(Data listing)

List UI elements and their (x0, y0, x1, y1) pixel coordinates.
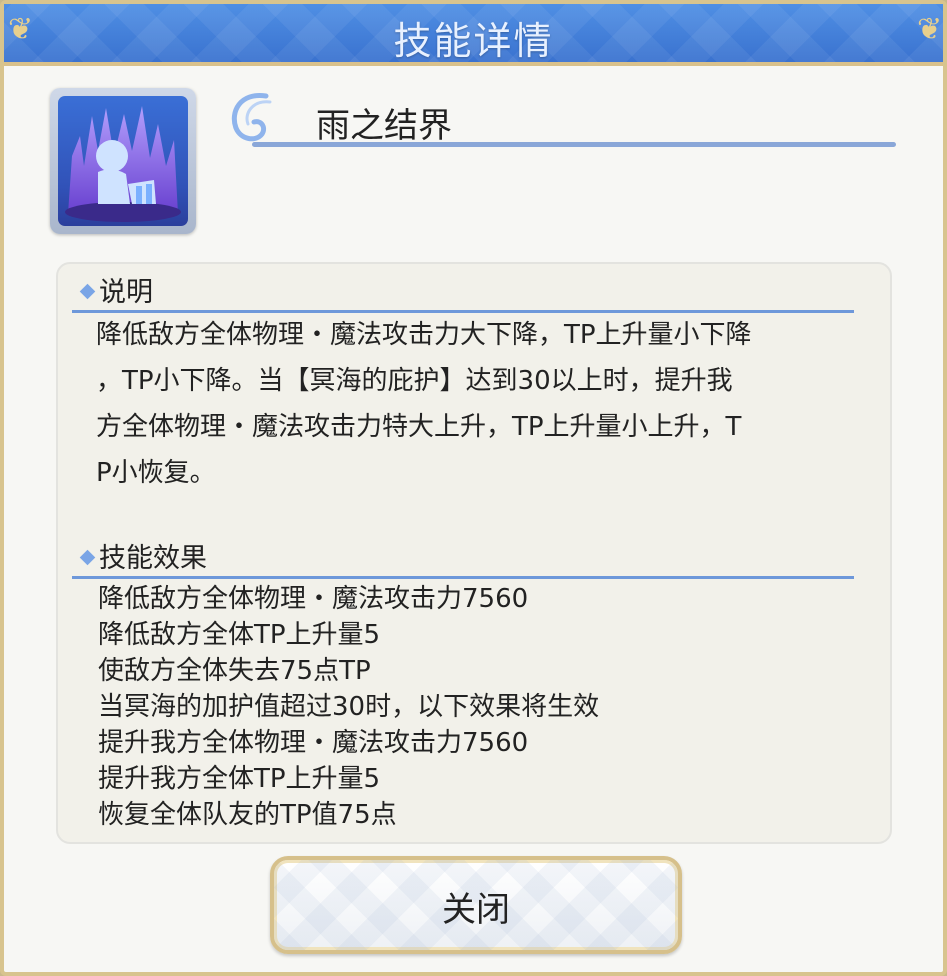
dialog-header: ❦ 技能详情 ❦ (4, 4, 943, 66)
close-button-label: 关闭 (442, 890, 510, 930)
description-line: P小恢复。 (96, 458, 216, 488)
effect-line: 提升我方全体物理・魔法攻击力7560 (98, 728, 529, 758)
title-underline (252, 142, 896, 147)
skill-icon-art (58, 96, 188, 226)
description-heading: 说明 (79, 270, 153, 309)
skill-info-panel: 说明 降低敌方全体物理・魔法攻击力大下降，TP上升量小下降 ，TP小下降。当【冥… (56, 262, 892, 844)
diamond-bullet-icon (79, 283, 96, 300)
dialog-title: 技能详情 (393, 19, 554, 63)
ornament-right-icon: ❦ (917, 12, 943, 47)
skill-name: 雨之结界 (316, 106, 452, 146)
close-button[interactable]: 关闭 (270, 856, 682, 954)
effects-heading: 技能效果 (79, 536, 207, 575)
description-line: 方全体物理・魔法攻击力特大上升，TP上升量小上升，T (96, 412, 742, 442)
effects-heading-label: 技能效果 (99, 543, 207, 574)
description-heading-label: 说明 (99, 277, 153, 308)
skill-detail-dialog: ❦ 技能详情 ❦ 雨之结界 说明 降低敌方全体物理・魔法攻击力大下降，TP上升量… (0, 0, 947, 976)
skill-title-row: 雨之结界 (226, 88, 896, 154)
description-line: ，TP小下降。当【冥海的庇护】达到30以上时，提升我 (96, 366, 733, 396)
effect-line: 降低敌方全体物理・魔法攻击力7560 (98, 584, 529, 614)
skill-icon (50, 88, 196, 234)
effect-line: 使敌方全体失去75点TP (98, 656, 371, 686)
effect-line: 恢复全体队友的TP值75点 (98, 800, 397, 830)
diamond-bullet-icon (79, 549, 96, 566)
description-divider (72, 310, 854, 313)
effect-line: 当冥海的加护值超过30时，以下效果将生效 (98, 692, 600, 722)
effect-line: 提升我方全体TP上升量5 (98, 764, 381, 794)
description-line: 降低敌方全体物理・魔法攻击力大下降，TP上升量小下降 (96, 320, 752, 350)
rain-barrier-icon (65, 106, 181, 222)
swirl-ornament-icon (231, 93, 272, 142)
effect-line: 降低敌方全体TP上升量5 (98, 620, 381, 650)
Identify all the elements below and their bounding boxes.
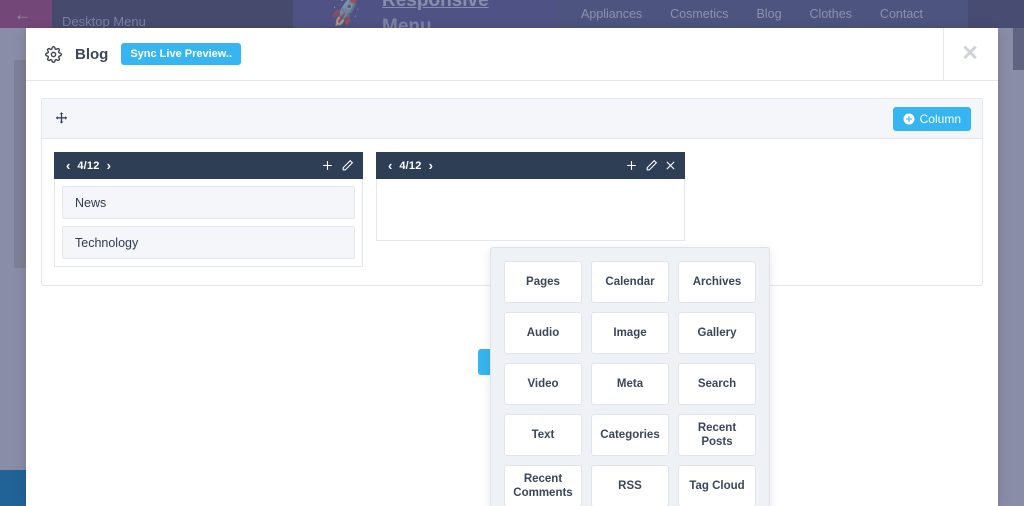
widget-option-text[interactable]: Text [504, 414, 582, 456]
column-1-body[interactable]: News Technology [54, 179, 363, 267]
column-2-plus-icon[interactable] [625, 159, 638, 172]
chevron-left-icon[interactable]: ‹ [385, 159, 395, 172]
widget-option-recent-posts[interactable]: Recent Posts [678, 414, 756, 456]
builder-column-1: ‹ 4/12 › News Technology [54, 152, 363, 267]
widget-option-tag-cloud[interactable]: Tag Cloud [678, 465, 756, 506]
page-builder-body: Column ‹ 4/12 › News Technology ‹ 4/12 ›… [26, 81, 998, 506]
backdrop-right-strip [1003, 28, 1024, 506]
column-2-header: ‹ 4/12 › [376, 152, 685, 179]
widget-picker-popup: Pages Calendar Archives Audio Image Gall… [490, 247, 770, 506]
widget-option-image[interactable]: Image [591, 312, 669, 354]
modal-title: Blog [75, 45, 109, 63]
widget-item[interactable]: Technology [62, 226, 355, 259]
picker-arrow-icon [615, 247, 633, 248]
widget-option-categories[interactable]: Categories [591, 414, 669, 456]
gear-icon [45, 45, 62, 63]
plus-circle-icon [903, 113, 915, 125]
close-icon[interactable]: ✕ [959, 43, 981, 65]
widget-option-pages[interactable]: Pages [504, 261, 582, 303]
column-1-size: 4/12 [77, 159, 100, 172]
screen-root: ← Desktop Menu 🚀 Responsive Menu Applian… [0, 0, 1024, 506]
widget-picker-grid: Pages Calendar Archives Audio Image Gall… [504, 261, 756, 506]
chevron-right-icon[interactable]: › [104, 159, 114, 172]
column-2-actions [625, 159, 676, 172]
modal-header: Blog Sync Live Preview.. ✕ [26, 28, 998, 81]
widget-option-archives[interactable]: Archives [678, 261, 756, 303]
modal-header-divider [943, 28, 944, 81]
widget-option-gallery[interactable]: Gallery [678, 312, 756, 354]
widget-item[interactable]: News [62, 186, 355, 219]
column-2-pencil-icon[interactable] [645, 159, 658, 172]
column-1-pencil-icon[interactable] [341, 159, 354, 172]
widget-option-audio[interactable]: Audio [504, 312, 582, 354]
column-2-body[interactable] [376, 179, 685, 241]
blog-settings-modal: Blog Sync Live Preview.. ✕ Column ‹ 4/12… [26, 28, 998, 506]
row-toolbar: Column [42, 99, 982, 139]
add-column-label: Column [919, 111, 961, 126]
builder-column-2: ‹ 4/12 › [376, 152, 685, 241]
sync-live-preview-button[interactable]: Sync Live Preview.. [121, 43, 242, 65]
widget-option-meta[interactable]: Meta [591, 363, 669, 405]
column-2-size: 4/12 [399, 159, 422, 172]
widget-option-recent-comments[interactable]: Recent Comments [504, 465, 582, 506]
move-arrows-icon[interactable] [53, 111, 69, 127]
chevron-right-icon[interactable]: › [426, 159, 436, 172]
widget-option-video[interactable]: Video [504, 363, 582, 405]
widget-option-calendar[interactable]: Calendar [591, 261, 669, 303]
column-1-header: ‹ 4/12 › [54, 152, 363, 179]
backdrop-right-dark-strip [1013, 28, 1024, 70]
widget-option-rss[interactable]: RSS [591, 465, 669, 506]
chevron-left-icon[interactable]: ‹ [63, 159, 73, 172]
add-column-button[interactable]: Column [892, 106, 971, 131]
column-1-plus-icon[interactable] [321, 159, 334, 172]
column-1-actions [321, 159, 354, 172]
column-2-close-icon[interactable] [665, 160, 676, 171]
widget-option-search[interactable]: Search [678, 363, 756, 405]
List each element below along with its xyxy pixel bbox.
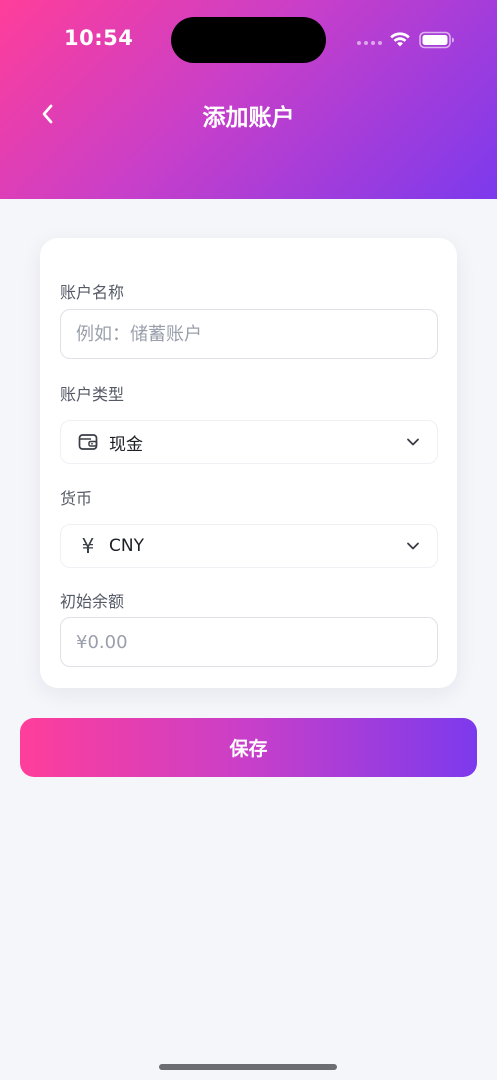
dynamic-island xyxy=(171,17,326,63)
account-form-card: 账户名称 账户类型 现金 货币 ¥ CNY 初始余额 xyxy=(40,238,457,688)
initial-balance-input[interactable] xyxy=(60,617,438,667)
yen-icon: ¥ xyxy=(81,534,95,558)
account-name-label: 账户名称 xyxy=(60,283,125,302)
wallet-icon xyxy=(77,431,99,453)
account-name-input[interactable] xyxy=(60,309,438,359)
account-type-value: 现金 xyxy=(109,434,143,455)
chevron-down-icon xyxy=(407,438,419,446)
header-bar: 10:54 添加账户 xyxy=(0,0,497,199)
cellular-signal-icon xyxy=(357,41,382,45)
wifi-icon xyxy=(390,32,410,47)
save-button[interactable]: 保存 xyxy=(20,718,477,777)
chevron-down-icon xyxy=(407,542,419,550)
home-indicator xyxy=(159,1064,337,1070)
page-title: 添加账户 xyxy=(202,105,295,131)
battery-icon xyxy=(419,31,454,49)
account-type-label: 账户类型 xyxy=(60,385,125,404)
initial-balance-label: 初始余额 xyxy=(60,592,125,611)
account-type-select[interactable]: 现金 xyxy=(60,420,438,464)
currency-label: 货币 xyxy=(60,489,93,508)
currency-value: CNY xyxy=(109,536,144,556)
currency-select[interactable]: ¥ CNY xyxy=(60,524,438,568)
status-time: 10:54 xyxy=(64,26,134,50)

#### TO BE DONE
Repeat word for word everything from the line containing "dialog-header: ❦ 技能详情 ❦ (4, 4, 943, 66)" down to the line containing "ornament-right-icon: ❦ (917, 12, 943, 47)", including both of those lines.

#### SOLUTION
dialog-header: ❦ 技能详情 ❦ (4, 4, 943, 66)
close-button-label: 关闭 (442, 890, 510, 930)
description-line: P小恢复。 (96, 458, 216, 488)
effect-line: 提升我方全体物理・魔法攻击力7560 (98, 728, 529, 758)
title-underline (252, 142, 896, 147)
skill-icon-art (58, 96, 188, 226)
description-heading: 说明 (79, 270, 153, 309)
skill-info-panel: 说明 降低敌方全体物理・魔法攻击力大下降，TP上升量小下降 ，TP小下降。当【冥… (56, 262, 892, 844)
diamond-bullet-icon (79, 283, 96, 300)
dialog-title: 技能详情 (393, 19, 554, 63)
ornament-right-icon: ❦ (917, 12, 943, 47)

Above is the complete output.